What you are asked to do
Report how many lines of the records below include the word "External". Give nothing but the number.

Provided material
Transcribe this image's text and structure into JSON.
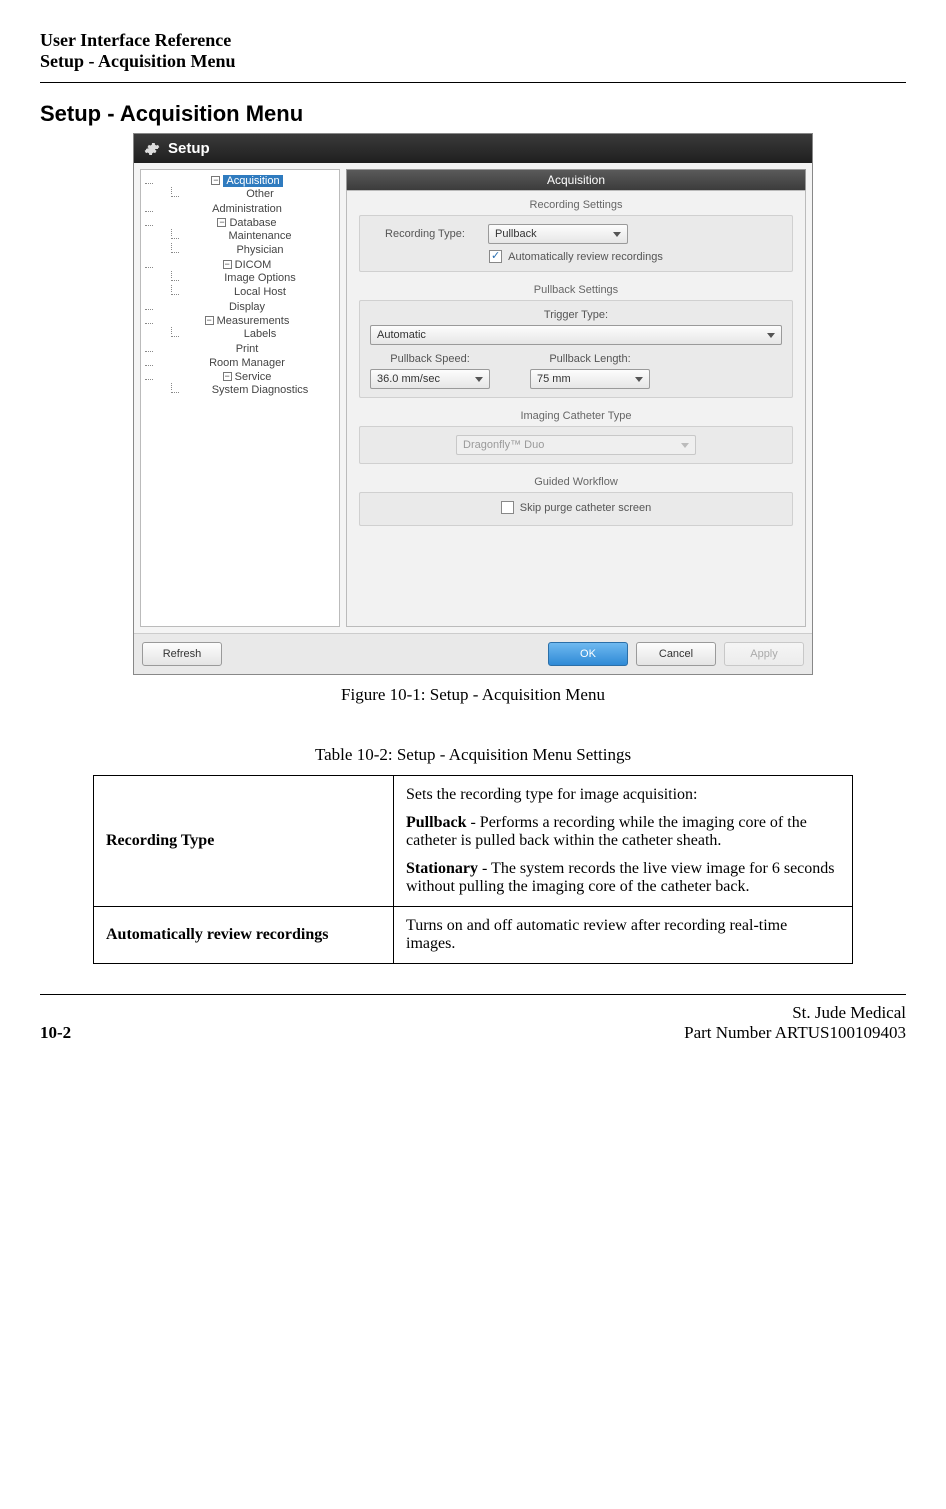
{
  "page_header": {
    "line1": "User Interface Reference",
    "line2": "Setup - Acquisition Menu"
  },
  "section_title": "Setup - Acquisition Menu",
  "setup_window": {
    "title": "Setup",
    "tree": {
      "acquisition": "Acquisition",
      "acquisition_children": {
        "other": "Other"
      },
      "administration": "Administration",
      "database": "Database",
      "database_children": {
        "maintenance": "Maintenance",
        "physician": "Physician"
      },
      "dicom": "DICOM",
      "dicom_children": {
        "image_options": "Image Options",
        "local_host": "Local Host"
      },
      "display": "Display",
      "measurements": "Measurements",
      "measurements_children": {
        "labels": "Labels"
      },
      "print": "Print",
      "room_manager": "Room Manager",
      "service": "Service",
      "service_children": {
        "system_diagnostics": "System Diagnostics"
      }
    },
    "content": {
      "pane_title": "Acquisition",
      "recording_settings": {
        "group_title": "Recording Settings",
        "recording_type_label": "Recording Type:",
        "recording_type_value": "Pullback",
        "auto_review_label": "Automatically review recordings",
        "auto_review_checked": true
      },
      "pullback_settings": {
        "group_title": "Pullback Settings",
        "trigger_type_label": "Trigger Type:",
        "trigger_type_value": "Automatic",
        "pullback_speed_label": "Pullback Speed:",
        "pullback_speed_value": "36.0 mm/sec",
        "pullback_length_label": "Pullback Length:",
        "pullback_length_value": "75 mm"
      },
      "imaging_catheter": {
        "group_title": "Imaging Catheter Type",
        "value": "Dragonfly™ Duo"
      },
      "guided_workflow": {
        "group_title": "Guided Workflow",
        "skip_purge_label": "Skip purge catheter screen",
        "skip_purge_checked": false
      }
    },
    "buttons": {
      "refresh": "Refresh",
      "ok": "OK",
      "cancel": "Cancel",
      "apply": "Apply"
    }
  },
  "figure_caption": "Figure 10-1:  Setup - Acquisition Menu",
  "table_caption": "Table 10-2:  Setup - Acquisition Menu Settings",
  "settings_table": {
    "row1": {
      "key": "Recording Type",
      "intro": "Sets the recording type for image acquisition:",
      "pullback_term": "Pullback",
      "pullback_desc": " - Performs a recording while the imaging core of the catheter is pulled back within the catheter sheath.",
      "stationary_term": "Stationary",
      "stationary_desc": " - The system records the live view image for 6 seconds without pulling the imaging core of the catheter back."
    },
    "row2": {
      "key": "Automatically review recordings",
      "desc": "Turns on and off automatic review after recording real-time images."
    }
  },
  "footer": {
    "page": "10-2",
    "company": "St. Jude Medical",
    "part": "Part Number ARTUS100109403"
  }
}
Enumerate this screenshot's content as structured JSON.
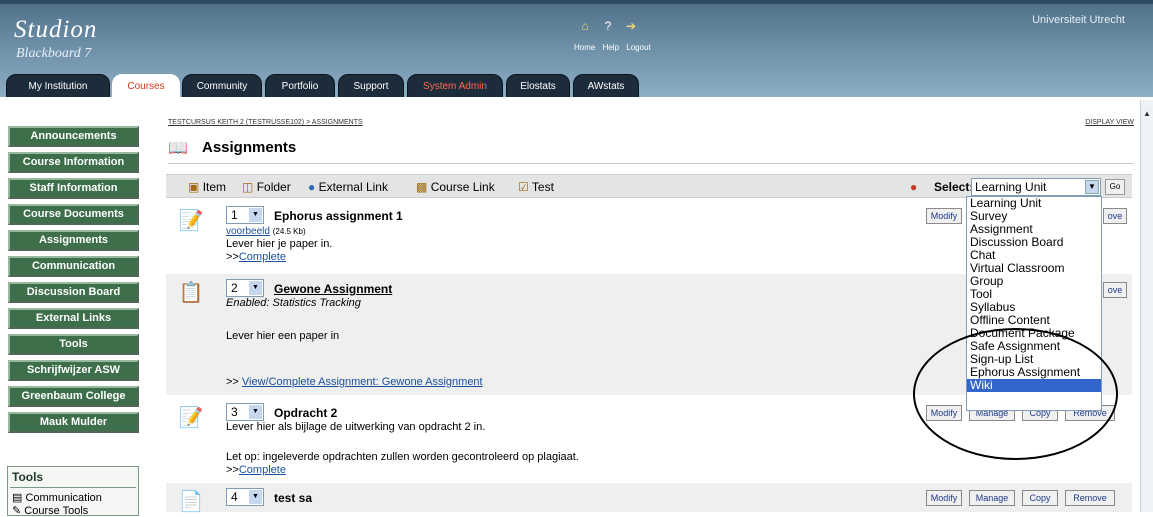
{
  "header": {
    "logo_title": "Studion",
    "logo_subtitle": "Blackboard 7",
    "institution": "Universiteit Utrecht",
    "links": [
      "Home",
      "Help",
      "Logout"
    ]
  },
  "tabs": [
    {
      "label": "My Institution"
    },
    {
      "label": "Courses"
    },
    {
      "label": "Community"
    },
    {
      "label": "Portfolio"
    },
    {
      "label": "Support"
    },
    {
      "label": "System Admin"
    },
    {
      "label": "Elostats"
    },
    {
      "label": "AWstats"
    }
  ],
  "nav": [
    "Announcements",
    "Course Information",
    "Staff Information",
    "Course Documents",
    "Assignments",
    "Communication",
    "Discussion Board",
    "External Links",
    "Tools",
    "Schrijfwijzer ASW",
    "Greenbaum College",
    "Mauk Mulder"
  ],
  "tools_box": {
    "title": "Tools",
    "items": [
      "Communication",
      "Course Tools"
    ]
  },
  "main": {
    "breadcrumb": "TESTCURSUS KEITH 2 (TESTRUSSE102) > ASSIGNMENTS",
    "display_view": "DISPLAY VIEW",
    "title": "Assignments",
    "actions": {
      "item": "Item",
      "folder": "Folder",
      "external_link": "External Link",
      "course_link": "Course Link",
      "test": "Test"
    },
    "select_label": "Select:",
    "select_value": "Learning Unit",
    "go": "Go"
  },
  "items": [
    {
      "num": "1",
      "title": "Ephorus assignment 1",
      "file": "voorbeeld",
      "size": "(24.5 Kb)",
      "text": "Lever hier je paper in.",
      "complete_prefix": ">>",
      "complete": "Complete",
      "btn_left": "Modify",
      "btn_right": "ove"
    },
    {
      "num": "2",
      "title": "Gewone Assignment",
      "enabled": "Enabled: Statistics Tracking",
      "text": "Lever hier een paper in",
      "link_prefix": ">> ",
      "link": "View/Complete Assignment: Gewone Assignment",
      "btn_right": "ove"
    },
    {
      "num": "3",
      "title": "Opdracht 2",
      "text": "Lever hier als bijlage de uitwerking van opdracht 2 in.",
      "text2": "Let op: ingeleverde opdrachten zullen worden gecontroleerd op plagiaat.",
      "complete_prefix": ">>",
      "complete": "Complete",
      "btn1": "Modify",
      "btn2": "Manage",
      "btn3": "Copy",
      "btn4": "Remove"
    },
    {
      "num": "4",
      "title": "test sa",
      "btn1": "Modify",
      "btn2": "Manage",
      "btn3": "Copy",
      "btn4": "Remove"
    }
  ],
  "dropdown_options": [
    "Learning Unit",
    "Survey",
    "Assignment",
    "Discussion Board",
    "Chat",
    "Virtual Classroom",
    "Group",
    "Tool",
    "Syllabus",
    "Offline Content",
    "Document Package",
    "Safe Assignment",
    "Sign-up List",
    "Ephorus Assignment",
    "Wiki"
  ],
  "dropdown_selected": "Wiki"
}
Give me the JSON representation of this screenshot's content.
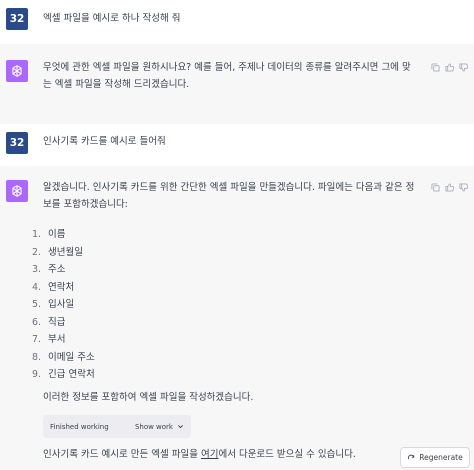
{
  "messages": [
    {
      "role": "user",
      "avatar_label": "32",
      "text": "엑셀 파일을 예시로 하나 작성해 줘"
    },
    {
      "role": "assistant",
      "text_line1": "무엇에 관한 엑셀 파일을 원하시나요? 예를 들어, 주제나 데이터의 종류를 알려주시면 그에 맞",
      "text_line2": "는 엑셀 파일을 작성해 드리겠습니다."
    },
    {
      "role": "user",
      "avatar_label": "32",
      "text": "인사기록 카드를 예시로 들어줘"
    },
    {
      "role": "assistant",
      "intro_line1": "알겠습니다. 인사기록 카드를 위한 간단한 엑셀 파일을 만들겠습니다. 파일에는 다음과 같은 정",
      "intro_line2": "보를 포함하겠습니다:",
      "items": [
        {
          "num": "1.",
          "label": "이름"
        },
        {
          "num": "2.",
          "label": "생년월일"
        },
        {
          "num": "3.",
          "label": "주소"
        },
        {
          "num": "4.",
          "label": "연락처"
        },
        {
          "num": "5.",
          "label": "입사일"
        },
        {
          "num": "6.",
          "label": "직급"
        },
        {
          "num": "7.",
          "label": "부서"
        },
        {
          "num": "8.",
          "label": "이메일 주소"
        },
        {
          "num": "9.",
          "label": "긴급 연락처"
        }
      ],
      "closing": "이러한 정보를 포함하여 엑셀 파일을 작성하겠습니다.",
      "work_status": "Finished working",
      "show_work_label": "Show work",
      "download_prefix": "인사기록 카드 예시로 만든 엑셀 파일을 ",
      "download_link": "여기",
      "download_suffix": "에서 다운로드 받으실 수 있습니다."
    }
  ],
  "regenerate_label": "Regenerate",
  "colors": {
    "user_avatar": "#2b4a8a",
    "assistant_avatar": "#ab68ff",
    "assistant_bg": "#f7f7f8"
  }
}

Result for this task
2